* Start INPUT ROWS *
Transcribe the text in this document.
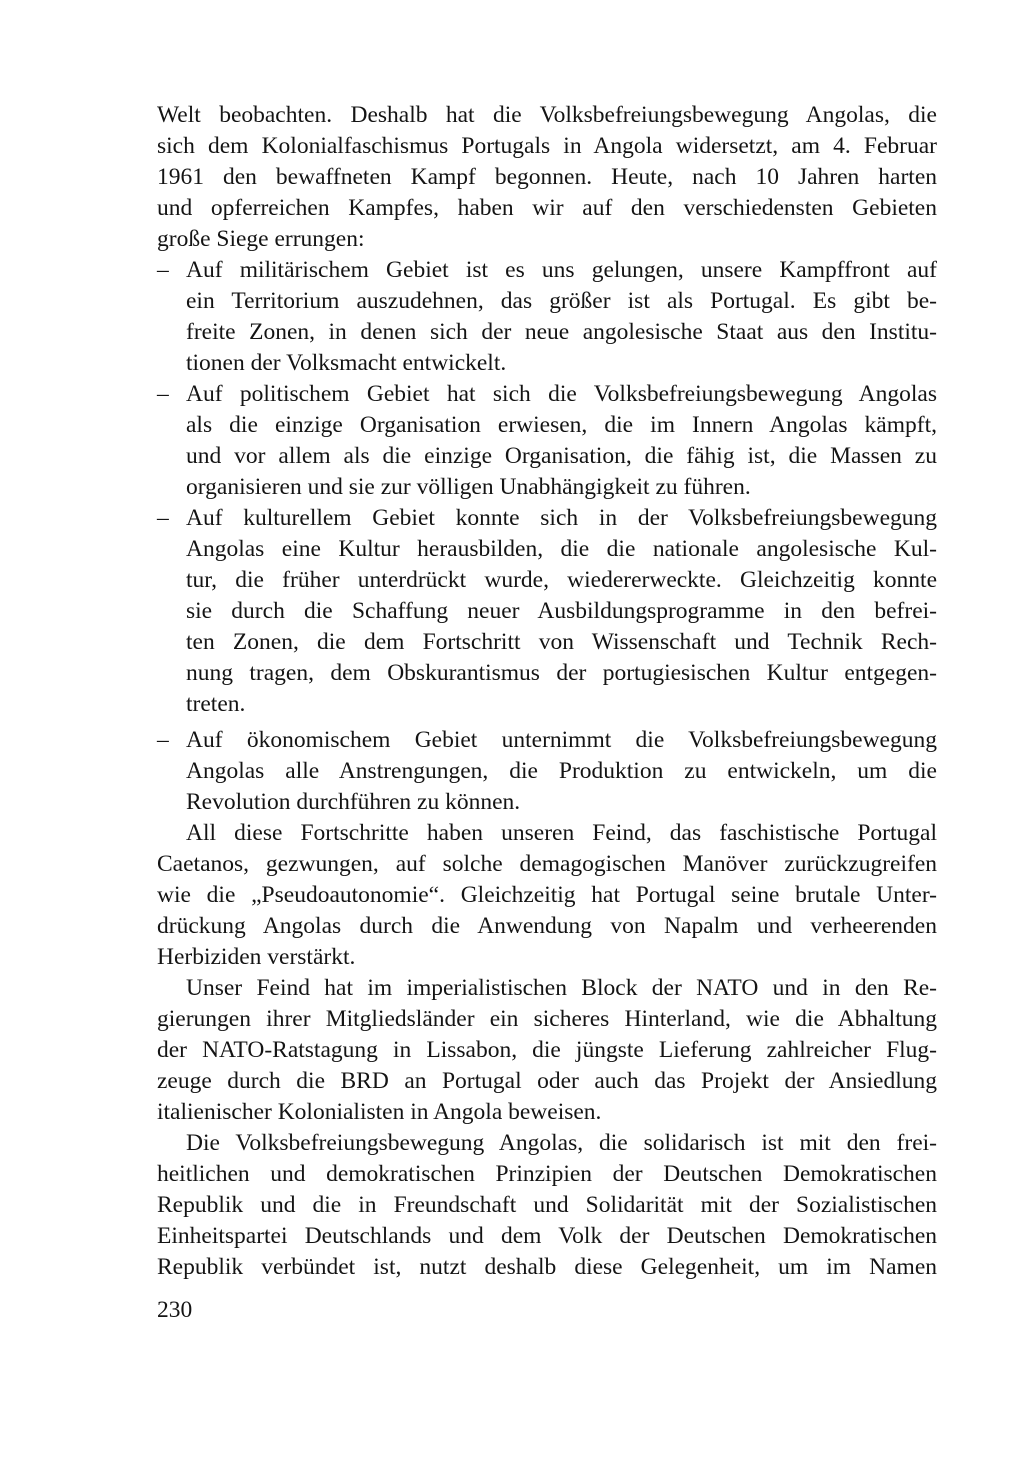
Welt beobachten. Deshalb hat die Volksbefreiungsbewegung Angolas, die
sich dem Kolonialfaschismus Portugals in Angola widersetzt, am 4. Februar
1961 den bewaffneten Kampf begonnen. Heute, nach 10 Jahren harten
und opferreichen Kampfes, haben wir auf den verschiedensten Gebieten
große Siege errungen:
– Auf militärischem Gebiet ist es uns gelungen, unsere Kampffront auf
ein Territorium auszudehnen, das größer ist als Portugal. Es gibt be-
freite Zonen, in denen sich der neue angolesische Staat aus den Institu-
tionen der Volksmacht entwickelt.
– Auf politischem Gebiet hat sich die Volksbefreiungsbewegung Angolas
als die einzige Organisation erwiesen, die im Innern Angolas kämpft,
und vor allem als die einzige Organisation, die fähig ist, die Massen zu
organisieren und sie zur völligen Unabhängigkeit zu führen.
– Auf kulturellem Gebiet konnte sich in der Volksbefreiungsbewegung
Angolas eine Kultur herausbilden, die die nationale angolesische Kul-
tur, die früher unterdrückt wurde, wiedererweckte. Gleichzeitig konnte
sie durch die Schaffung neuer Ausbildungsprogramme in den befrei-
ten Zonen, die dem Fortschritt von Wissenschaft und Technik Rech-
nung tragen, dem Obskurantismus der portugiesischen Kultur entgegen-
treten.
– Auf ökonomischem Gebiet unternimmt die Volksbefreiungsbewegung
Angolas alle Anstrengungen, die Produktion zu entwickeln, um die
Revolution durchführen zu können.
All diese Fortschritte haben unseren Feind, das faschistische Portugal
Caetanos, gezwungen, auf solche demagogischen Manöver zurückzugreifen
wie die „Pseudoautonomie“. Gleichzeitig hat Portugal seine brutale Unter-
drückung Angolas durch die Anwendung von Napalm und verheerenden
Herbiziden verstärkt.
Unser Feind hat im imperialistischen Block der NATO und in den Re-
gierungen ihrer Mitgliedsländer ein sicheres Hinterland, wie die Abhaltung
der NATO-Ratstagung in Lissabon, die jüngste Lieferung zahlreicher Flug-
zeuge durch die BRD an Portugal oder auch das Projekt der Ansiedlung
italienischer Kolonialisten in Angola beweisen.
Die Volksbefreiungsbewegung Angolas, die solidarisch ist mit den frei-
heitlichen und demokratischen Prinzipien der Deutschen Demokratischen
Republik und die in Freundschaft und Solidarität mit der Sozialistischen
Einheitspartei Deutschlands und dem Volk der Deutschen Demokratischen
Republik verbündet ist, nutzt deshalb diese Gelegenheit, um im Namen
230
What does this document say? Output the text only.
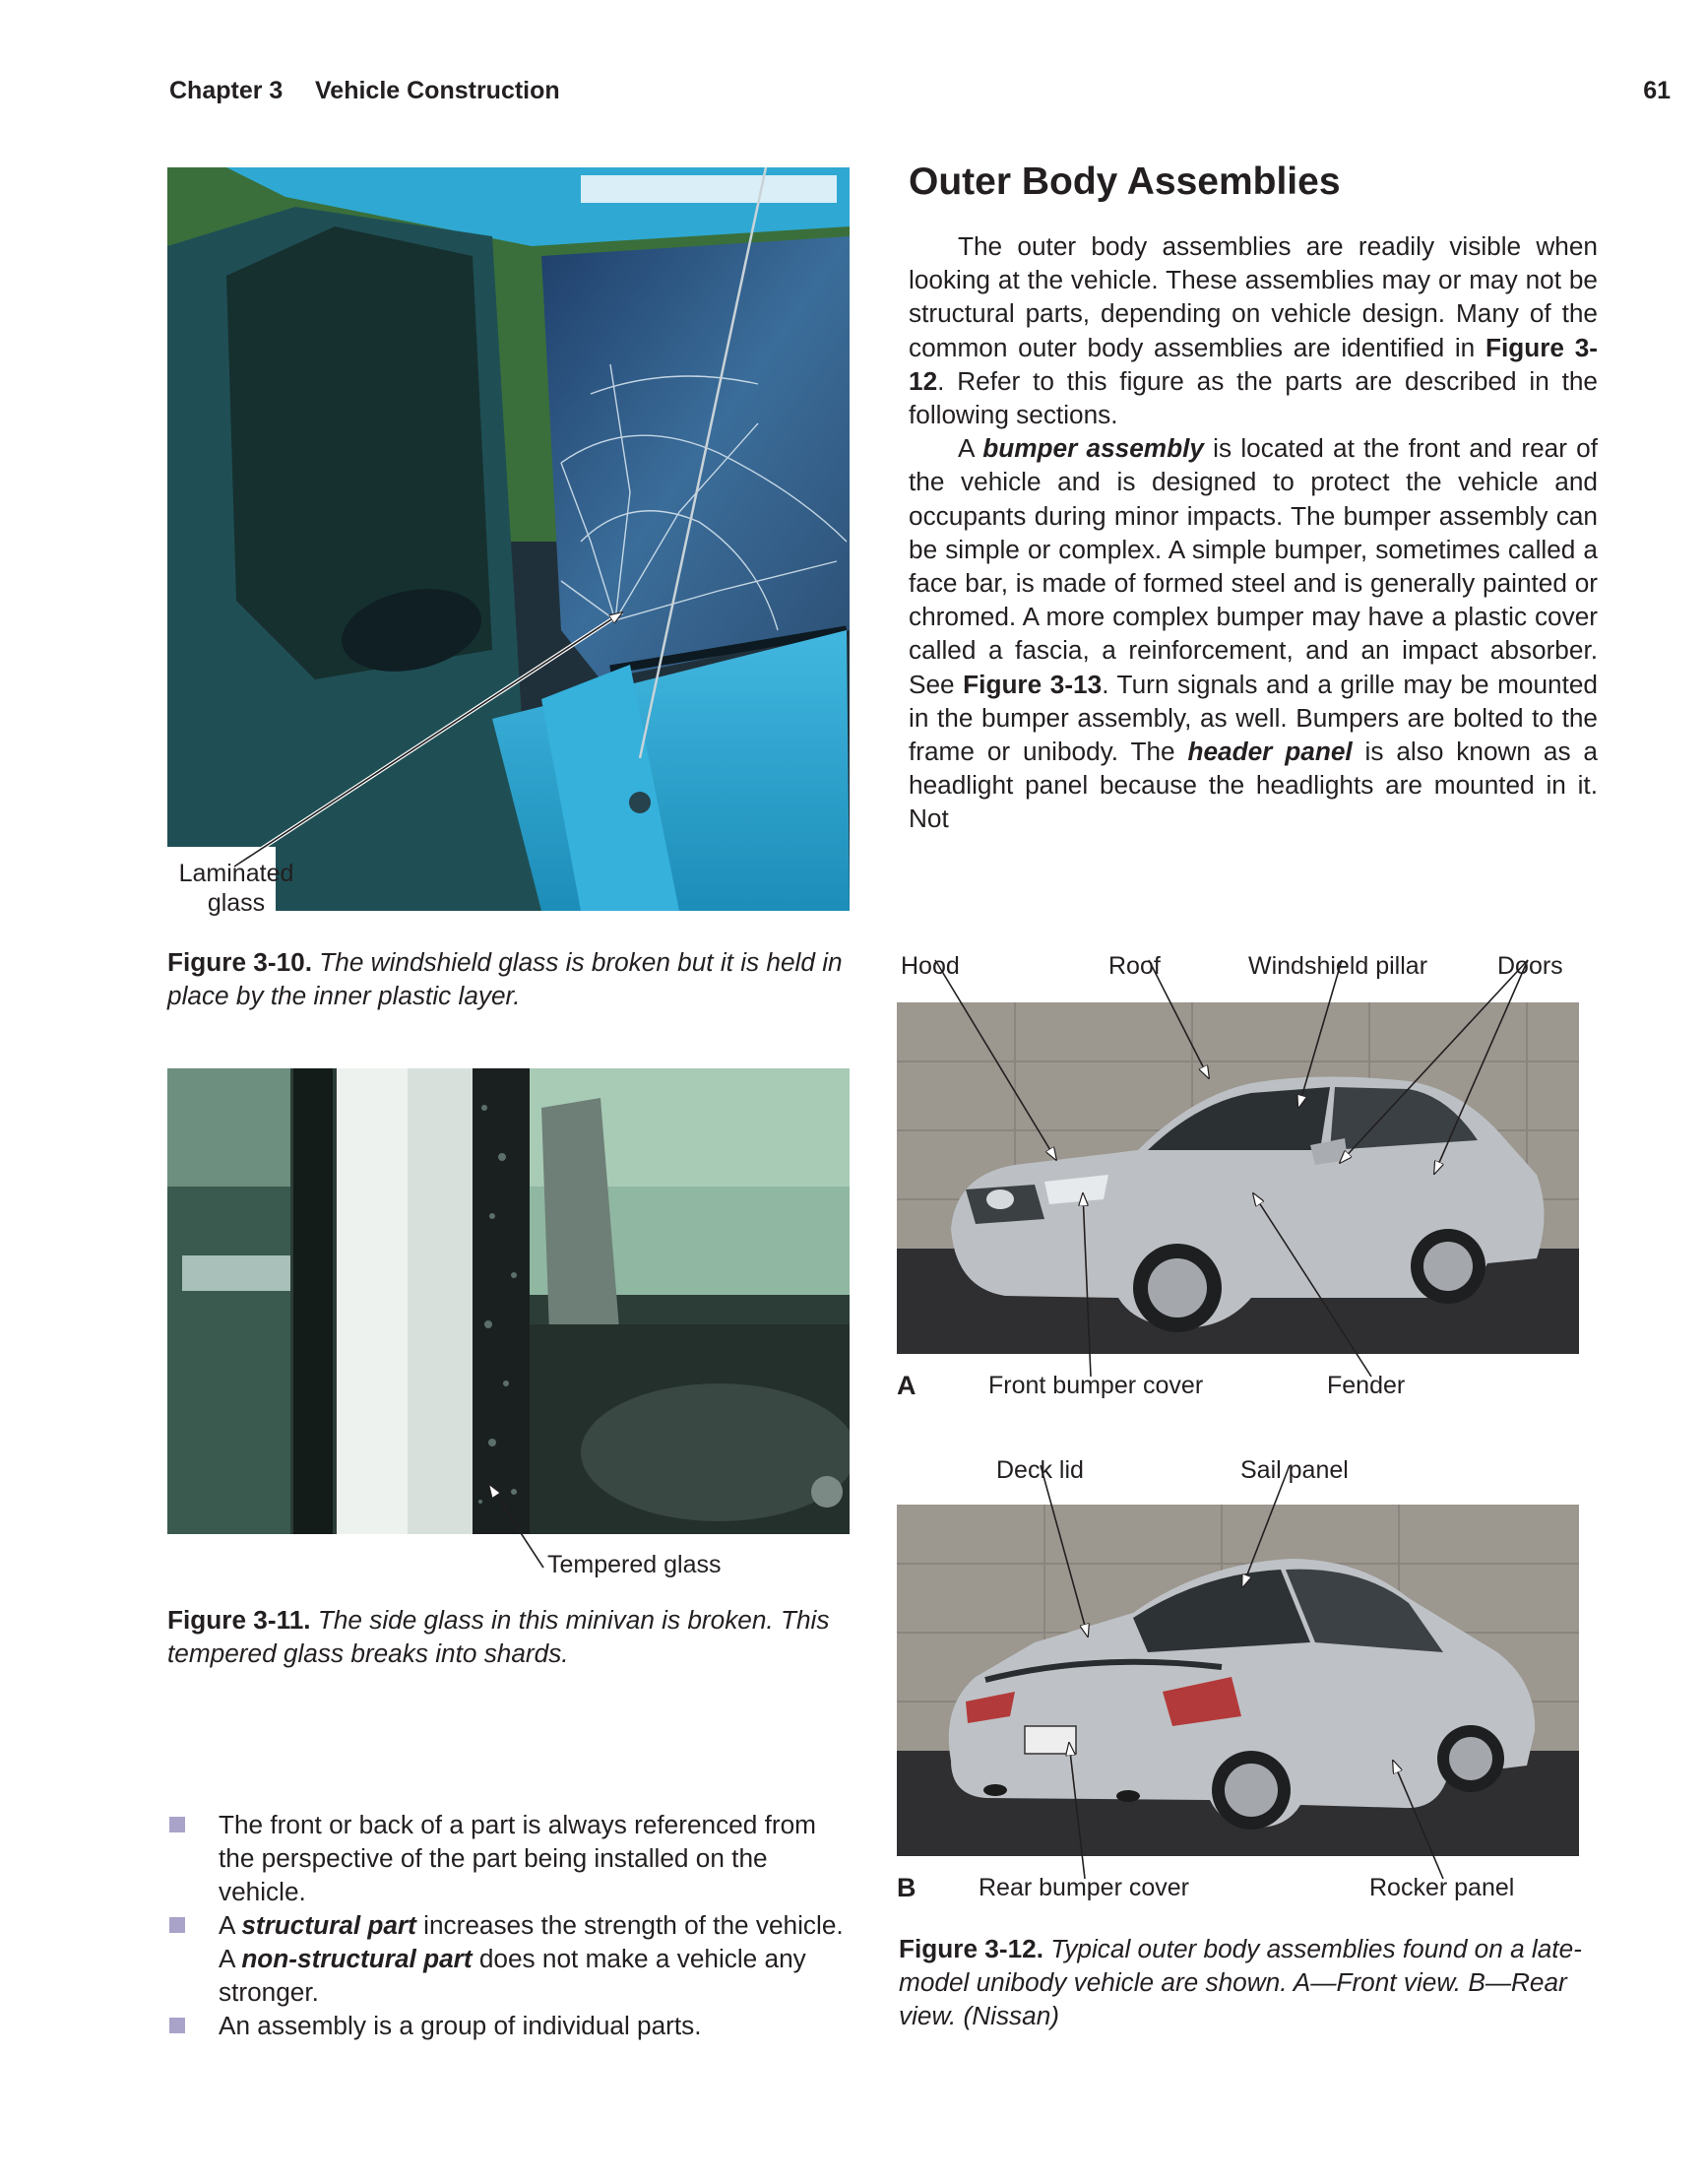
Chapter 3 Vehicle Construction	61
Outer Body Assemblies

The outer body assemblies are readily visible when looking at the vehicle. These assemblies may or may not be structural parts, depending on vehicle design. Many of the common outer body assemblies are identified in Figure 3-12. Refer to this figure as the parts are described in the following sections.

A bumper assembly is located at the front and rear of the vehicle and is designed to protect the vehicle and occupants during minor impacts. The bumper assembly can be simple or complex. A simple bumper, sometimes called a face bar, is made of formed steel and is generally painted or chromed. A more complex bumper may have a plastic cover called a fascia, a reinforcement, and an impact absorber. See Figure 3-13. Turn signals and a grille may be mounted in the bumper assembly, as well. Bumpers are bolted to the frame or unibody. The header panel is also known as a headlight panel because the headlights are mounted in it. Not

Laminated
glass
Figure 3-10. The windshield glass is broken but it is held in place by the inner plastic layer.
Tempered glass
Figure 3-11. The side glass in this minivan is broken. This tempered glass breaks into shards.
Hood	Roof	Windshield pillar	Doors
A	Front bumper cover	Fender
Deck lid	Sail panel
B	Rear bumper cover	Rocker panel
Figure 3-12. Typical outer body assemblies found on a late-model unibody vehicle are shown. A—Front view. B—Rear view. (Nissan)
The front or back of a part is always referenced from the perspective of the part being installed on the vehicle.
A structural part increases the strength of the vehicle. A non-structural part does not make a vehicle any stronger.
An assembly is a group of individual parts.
* End INPUT ROWS *
OBJECTIVE: Quote the entries in full. Any image among them is to be omitted from the copy.

SOLUTION FOR THIS TASK:
Transcribe the text in this document.
Welt beobachten. Deshalb hat die Volksbefreiungsbewegung Angolas, die
sich dem Kolonialfaschismus Portugals in Angola widersetzt, am 4. Februar
1961 den bewaffneten Kampf begonnen. Heute, nach 10 Jahren harten
und opferreichen Kampfes, haben wir auf den verschiedensten Gebieten
große Siege errungen:
– Auf militärischem Gebiet ist es uns gelungen, unsere Kampffront auf
ein Territorium auszudehnen, das größer ist als Portugal. Es gibt be-
freite Zonen, in denen sich der neue angolesische Staat aus den Institu-
tionen der Volksmacht entwickelt.
– Auf politischem Gebiet hat sich die Volksbefreiungsbewegung Angolas
als die einzige Organisation erwiesen, die im Innern Angolas kämpft,
und vor allem als die einzige Organisation, die fähig ist, die Massen zu
organisieren und sie zur völligen Unabhängigkeit zu führen.
– Auf kulturellem Gebiet konnte sich in der Volksbefreiungsbewegung
Angolas eine Kultur herausbilden, die die nationale angolesische Kul-
tur, die früher unterdrückt wurde, wiedererweckte. Gleichzeitig konnte
sie durch die Schaffung neuer Ausbildungsprogramme in den befrei-
ten Zonen, die dem Fortschritt von Wissenschaft und Technik Rech-
nung tragen, dem Obskurantismus der portugiesischen Kultur entgegen-
treten.
– Auf ökonomischem Gebiet unternimmt die Volksbefreiungsbewegung
Angolas alle Anstrengungen, die Produktion zu entwickeln, um die
Revolution durchführen zu können.
All diese Fortschritte haben unseren Feind, das faschistische Portugal
Caetanos, gezwungen, auf solche demagogischen Manöver zurückzugreifen
wie die „Pseudoautonomie“. Gleichzeitig hat Portugal seine brutale Unter-
drückung Angolas durch die Anwendung von Napalm und verheerenden
Herbiziden verstärkt.
Unser Feind hat im imperialistischen Block der NATO und in den Re-
gierungen ihrer Mitgliedsländer ein sicheres Hinterland, wie die Abhaltung
der NATO-Ratstagung in Lissabon, die jüngste Lieferung zahlreicher Flug-
zeuge durch die BRD an Portugal oder auch das Projekt der Ansiedlung
italienischer Kolonialisten in Angola beweisen.
Die Volksbefreiungsbewegung Angolas, die solidarisch ist mit den frei-
heitlichen und demokratischen Prinzipien der Deutschen Demokratischen
Republik und die in Freundschaft und Solidarität mit der Sozialistischen
Einheitspartei Deutschlands und dem Volk der Deutschen Demokratischen
Republik verbündet ist, nutzt deshalb diese Gelegenheit, um im Namen
230
What does this document say? Output the text only.
Chapter 3 Vehicle Construction	61
Outer Body Assemblies

The outer body assemblies are readily visible when looking at the vehicle. These assemblies may or may not be structural parts, depending on vehicle design. Many of the common outer body assemblies are identified in Figure 3-12. Refer to this figure as the parts are described in the following sections.

A bumper assembly is located at the front and rear of the vehicle and is designed to protect the vehicle and occupants during minor impacts. The bumper assembly can be simple or complex. A simple bumper, sometimes called a face bar, is made of formed steel and is generally painted or chromed. A more complex bumper may have a plastic cover called a fascia, a reinforcement, and an impact absorber. See Figure 3-13. Turn signals and a grille may be mounted in the bumper assembly, as well. Bumpers are bolted to the frame or unibody. The header panel is also known as a headlight panel because the headlights are mounted in it. Not

Laminated
glass
Figure 3-10. The windshield glass is broken but it is held in place by the inner plastic layer.
Tempered glass
Figure 3-11. The side glass in this minivan is broken. This tempered glass breaks into shards.
Hood	Roof	Windshield pillar	Doors
A	Front bumper cover	Fender
Deck lid	Sail panel
B	Rear bumper cover	Rocker panel
Figure 3-12. Typical outer body assemblies found on a late-model unibody vehicle are shown. A—Front view. B—Rear view. (Nissan)
The front or back of a part is always referenced from the perspective of the part being installed on the vehicle.
A structural part increases the strength of the vehicle. A non-structural part does not make a vehicle any stronger.
An assembly is a group of individual parts.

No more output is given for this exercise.